===== Extracted entries
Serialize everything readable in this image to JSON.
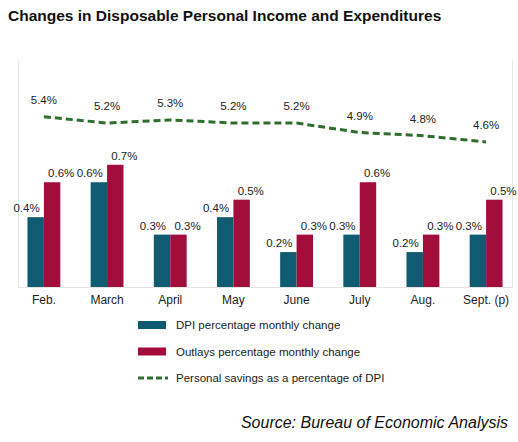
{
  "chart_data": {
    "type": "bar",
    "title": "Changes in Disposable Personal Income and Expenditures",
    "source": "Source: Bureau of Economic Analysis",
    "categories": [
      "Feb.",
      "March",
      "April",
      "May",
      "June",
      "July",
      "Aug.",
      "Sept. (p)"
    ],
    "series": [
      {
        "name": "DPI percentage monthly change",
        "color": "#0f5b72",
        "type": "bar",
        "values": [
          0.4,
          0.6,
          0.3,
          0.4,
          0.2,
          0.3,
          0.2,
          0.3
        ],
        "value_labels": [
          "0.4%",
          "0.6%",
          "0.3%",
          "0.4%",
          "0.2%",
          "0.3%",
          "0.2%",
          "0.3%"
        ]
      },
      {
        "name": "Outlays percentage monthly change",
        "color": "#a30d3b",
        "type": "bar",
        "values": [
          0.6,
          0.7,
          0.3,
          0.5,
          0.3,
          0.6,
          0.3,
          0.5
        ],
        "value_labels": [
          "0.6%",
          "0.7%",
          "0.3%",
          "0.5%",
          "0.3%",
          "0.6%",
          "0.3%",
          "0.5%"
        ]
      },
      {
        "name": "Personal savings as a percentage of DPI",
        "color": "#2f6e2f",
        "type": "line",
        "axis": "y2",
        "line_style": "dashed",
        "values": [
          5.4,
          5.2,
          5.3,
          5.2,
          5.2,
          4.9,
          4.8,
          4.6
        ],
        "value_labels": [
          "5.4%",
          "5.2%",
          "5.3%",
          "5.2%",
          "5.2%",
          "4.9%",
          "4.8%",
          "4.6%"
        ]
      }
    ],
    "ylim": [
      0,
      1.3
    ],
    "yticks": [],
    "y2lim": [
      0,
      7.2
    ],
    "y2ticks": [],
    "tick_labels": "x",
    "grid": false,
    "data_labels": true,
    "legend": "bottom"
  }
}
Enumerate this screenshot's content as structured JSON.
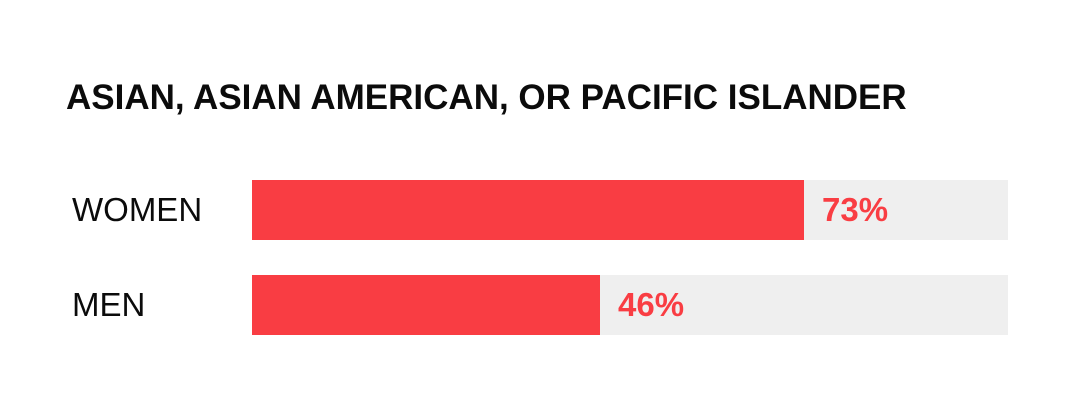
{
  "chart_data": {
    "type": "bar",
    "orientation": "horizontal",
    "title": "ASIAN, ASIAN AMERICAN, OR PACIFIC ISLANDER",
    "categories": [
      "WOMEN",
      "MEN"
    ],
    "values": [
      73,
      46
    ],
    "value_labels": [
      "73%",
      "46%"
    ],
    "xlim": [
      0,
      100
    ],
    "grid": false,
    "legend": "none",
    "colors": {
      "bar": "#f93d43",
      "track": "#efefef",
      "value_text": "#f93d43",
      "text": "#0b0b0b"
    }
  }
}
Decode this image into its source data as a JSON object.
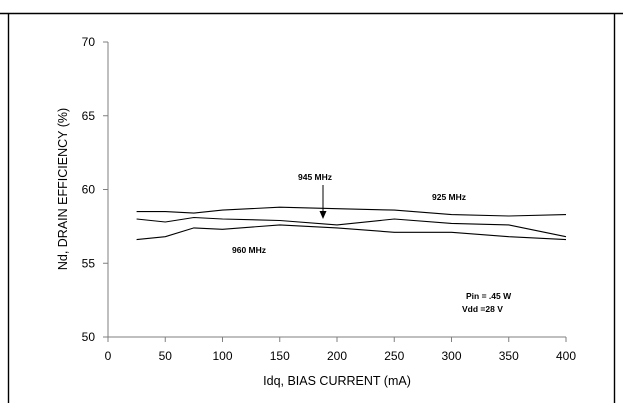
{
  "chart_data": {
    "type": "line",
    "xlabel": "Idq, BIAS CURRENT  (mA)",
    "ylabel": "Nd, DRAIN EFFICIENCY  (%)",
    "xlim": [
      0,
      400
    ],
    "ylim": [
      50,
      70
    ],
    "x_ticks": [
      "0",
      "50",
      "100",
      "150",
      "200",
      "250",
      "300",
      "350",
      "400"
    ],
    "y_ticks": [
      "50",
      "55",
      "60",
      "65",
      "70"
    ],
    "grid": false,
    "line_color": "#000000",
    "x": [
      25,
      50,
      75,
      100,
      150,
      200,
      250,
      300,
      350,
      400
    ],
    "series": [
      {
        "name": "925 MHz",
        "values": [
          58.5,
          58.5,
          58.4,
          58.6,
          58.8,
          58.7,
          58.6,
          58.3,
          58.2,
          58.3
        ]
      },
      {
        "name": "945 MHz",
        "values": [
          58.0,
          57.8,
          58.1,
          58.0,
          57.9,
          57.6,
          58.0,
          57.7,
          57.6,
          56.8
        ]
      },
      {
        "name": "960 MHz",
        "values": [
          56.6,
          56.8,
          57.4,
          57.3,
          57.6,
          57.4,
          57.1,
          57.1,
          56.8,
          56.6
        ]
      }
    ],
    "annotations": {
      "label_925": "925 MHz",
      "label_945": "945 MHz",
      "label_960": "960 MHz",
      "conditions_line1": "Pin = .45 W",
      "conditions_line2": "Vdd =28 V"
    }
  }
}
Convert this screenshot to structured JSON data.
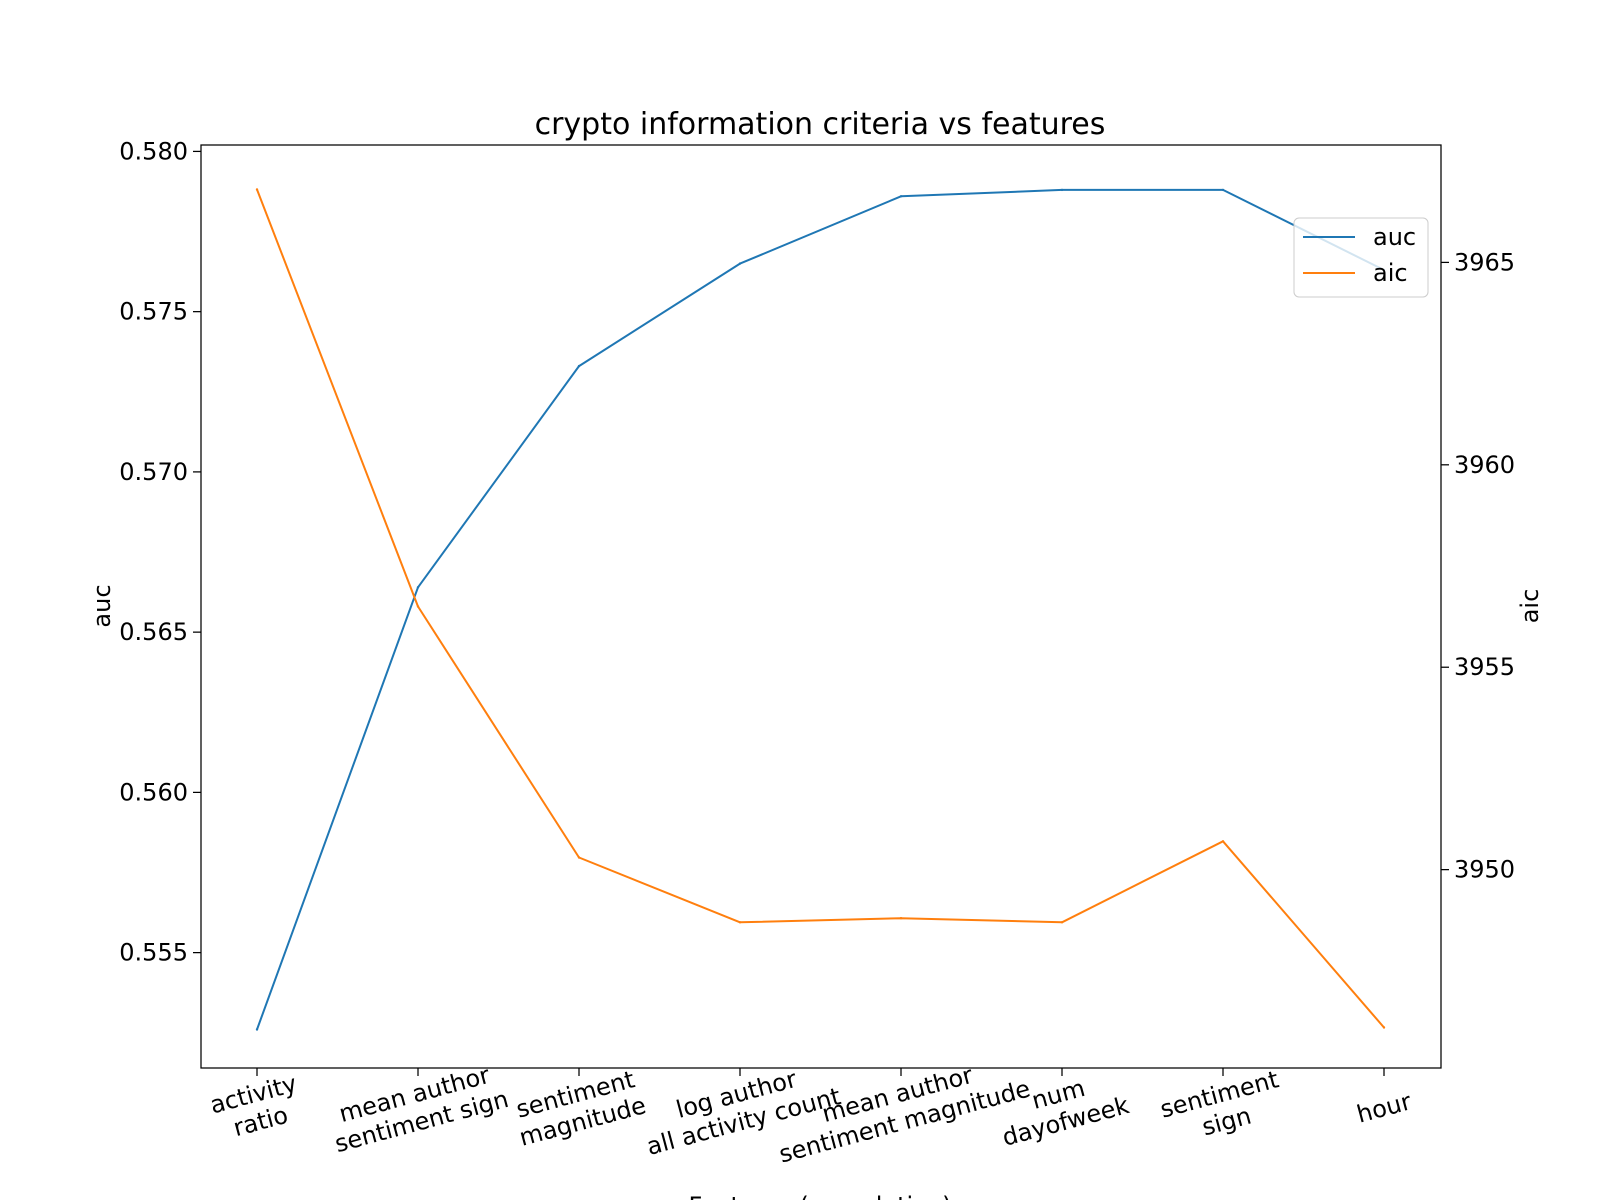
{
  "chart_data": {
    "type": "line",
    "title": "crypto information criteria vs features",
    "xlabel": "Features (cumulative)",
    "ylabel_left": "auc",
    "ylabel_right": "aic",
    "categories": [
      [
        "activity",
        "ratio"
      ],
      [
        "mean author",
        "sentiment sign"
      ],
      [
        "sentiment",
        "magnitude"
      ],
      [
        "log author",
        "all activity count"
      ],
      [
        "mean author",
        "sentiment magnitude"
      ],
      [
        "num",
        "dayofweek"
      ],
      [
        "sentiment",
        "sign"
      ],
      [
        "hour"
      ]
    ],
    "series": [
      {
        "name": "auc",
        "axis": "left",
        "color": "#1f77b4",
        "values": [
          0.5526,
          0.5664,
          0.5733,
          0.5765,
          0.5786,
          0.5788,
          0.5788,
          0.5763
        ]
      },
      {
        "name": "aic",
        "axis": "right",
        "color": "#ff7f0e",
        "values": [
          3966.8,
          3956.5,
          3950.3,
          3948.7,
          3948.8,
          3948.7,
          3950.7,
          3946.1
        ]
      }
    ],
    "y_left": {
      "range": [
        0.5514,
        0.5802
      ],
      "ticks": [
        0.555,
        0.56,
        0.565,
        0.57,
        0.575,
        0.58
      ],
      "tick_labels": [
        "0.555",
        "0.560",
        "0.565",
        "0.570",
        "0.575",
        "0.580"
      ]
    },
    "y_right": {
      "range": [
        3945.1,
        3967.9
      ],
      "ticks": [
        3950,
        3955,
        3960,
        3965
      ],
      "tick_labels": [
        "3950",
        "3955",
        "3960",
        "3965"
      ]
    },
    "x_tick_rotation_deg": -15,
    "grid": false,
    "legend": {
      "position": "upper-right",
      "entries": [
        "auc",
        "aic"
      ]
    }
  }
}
==========
● Exercise details:
Quote all the records verbatim, dropping any pictures from your copy.

● Exercise answer:
Serialize everything readable in this image to JSON.
{
  "chart_data": {
    "type": "bar",
    "title": "Changes in Disposable Personal Income and Expenditures",
    "source": "Source: Bureau of Economic Analysis",
    "categories": [
      "Feb.",
      "March",
      "April",
      "May",
      "June",
      "July",
      "Aug.",
      "Sept. (p)"
    ],
    "series": [
      {
        "name": "DPI percentage monthly change",
        "color": "#0f5b72",
        "type": "bar",
        "values": [
          0.4,
          0.6,
          0.3,
          0.4,
          0.2,
          0.3,
          0.2,
          0.3
        ],
        "value_labels": [
          "0.4%",
          "0.6%",
          "0.3%",
          "0.4%",
          "0.2%",
          "0.3%",
          "0.2%",
          "0.3%"
        ]
      },
      {
        "name": "Outlays percentage monthly change",
        "color": "#a30d3b",
        "type": "bar",
        "values": [
          0.6,
          0.7,
          0.3,
          0.5,
          0.3,
          0.6,
          0.3,
          0.5
        ],
        "value_labels": [
          "0.6%",
          "0.7%",
          "0.3%",
          "0.5%",
          "0.3%",
          "0.6%",
          "0.3%",
          "0.5%"
        ]
      },
      {
        "name": "Personal savings as a percentage of DPI",
        "color": "#2f6e2f",
        "type": "line",
        "axis": "y2",
        "line_style": "dashed",
        "values": [
          5.4,
          5.2,
          5.3,
          5.2,
          5.2,
          4.9,
          4.8,
          4.6
        ],
        "value_labels": [
          "5.4%",
          "5.2%",
          "5.3%",
          "5.2%",
          "5.2%",
          "4.9%",
          "4.8%",
          "4.6%"
        ]
      }
    ],
    "ylim": [
      0,
      1.3
    ],
    "yticks": [],
    "y2lim": [
      0,
      7.2
    ],
    "y2ticks": [],
    "tick_labels": "x",
    "grid": false,
    "data_labels": true,
    "legend": "bottom"
  }
}
Enumerate this screenshot's content as structured JSON.
{
  "chart_data": {
    "type": "bar",
    "orientation": "horizontal",
    "title": "ASIAN, ASIAN AMERICAN, OR PACIFIC ISLANDER",
    "categories": [
      "WOMEN",
      "MEN"
    ],
    "values": [
      73,
      46
    ],
    "value_labels": [
      "73%",
      "46%"
    ],
    "xlim": [
      0,
      100
    ],
    "grid": false,
    "legend": "none",
    "colors": {
      "bar": "#f93d43",
      "track": "#efefef",
      "value_text": "#f93d43",
      "text": "#0b0b0b"
    }
  }
}
Decode this image into its source data as a JSON object.
{
  "chart_data": {
    "type": "line",
    "xlabel": "Idq, BIAS CURRENT  (mA)",
    "ylabel": "Nd, DRAIN EFFICIENCY  (%)",
    "xlim": [
      0,
      400
    ],
    "ylim": [
      50,
      70
    ],
    "x_ticks": [
      "0",
      "50",
      "100",
      "150",
      "200",
      "250",
      "300",
      "350",
      "400"
    ],
    "y_ticks": [
      "50",
      "55",
      "60",
      "65",
      "70"
    ],
    "grid": false,
    "line_color": "#000000",
    "x": [
      25,
      50,
      75,
      100,
      150,
      200,
      250,
      300,
      350,
      400
    ],
    "series": [
      {
        "name": "925 MHz",
        "values": [
          58.5,
          58.5,
          58.4,
          58.6,
          58.8,
          58.7,
          58.6,
          58.3,
          58.2,
          58.3
        ]
      },
      {
        "name": "945 MHz",
        "values": [
          58.0,
          57.8,
          58.1,
          58.0,
          57.9,
          57.6,
          58.0,
          57.7,
          57.6,
          56.8
        ]
      },
      {
        "name": "960 MHz",
        "values": [
          56.6,
          56.8,
          57.4,
          57.3,
          57.6,
          57.4,
          57.1,
          57.1,
          56.8,
          56.6
        ]
      }
    ],
    "annotations": {
      "label_925": "925 MHz",
      "label_945": "945 MHz",
      "label_960": "960 MHz",
      "conditions_line1": "Pin = .45 W",
      "conditions_line2": "Vdd =28 V"
    }
  }
}
Convert this screenshot to structured JSON data.
{
  "chart_data": {
    "type": "line",
    "title": "crypto information criteria vs features",
    "xlabel": "Features (cumulative)",
    "ylabel_left": "auc",
    "ylabel_right": "aic",
    "categories": [
      [
        "activity",
        "ratio"
      ],
      [
        "mean author",
        "sentiment sign"
      ],
      [
        "sentiment",
        "magnitude"
      ],
      [
        "log author",
        "all activity count"
      ],
      [
        "mean author",
        "sentiment magnitude"
      ],
      [
        "num",
        "dayofweek"
      ],
      [
        "sentiment",
        "sign"
      ],
      [
        "hour"
      ]
    ],
    "series": [
      {
        "name": "auc",
        "axis": "left",
        "color": "#1f77b4",
        "values": [
          0.5526,
          0.5664,
          0.5733,
          0.5765,
          0.5786,
          0.5788,
          0.5788,
          0.5763
        ]
      },
      {
        "name": "aic",
        "axis": "right",
        "color": "#ff7f0e",
        "values": [
          3966.8,
          3956.5,
          3950.3,
          3948.7,
          3948.8,
          3948.7,
          3950.7,
          3946.1
        ]
      }
    ],
    "y_left": {
      "range": [
        0.5514,
        0.5802
      ],
      "ticks": [
        0.555,
        0.56,
        0.565,
        0.57,
        0.575,
        0.58
      ],
      "tick_labels": [
        "0.555",
        "0.560",
        "0.565",
        "0.570",
        "0.575",
        "0.580"
      ]
    },
    "y_right": {
      "range": [
        3945.1,
        3967.9
      ],
      "ticks": [
        3950,
        3955,
        3960,
        3965
      ],
      "tick_labels": [
        "3950",
        "3955",
        "3960",
        "3965"
      ]
    },
    "x_tick_rotation_deg": -15,
    "grid": false,
    "legend": {
      "position": "upper-right",
      "entries": [
        "auc",
        "aic"
      ]
    }
  }
}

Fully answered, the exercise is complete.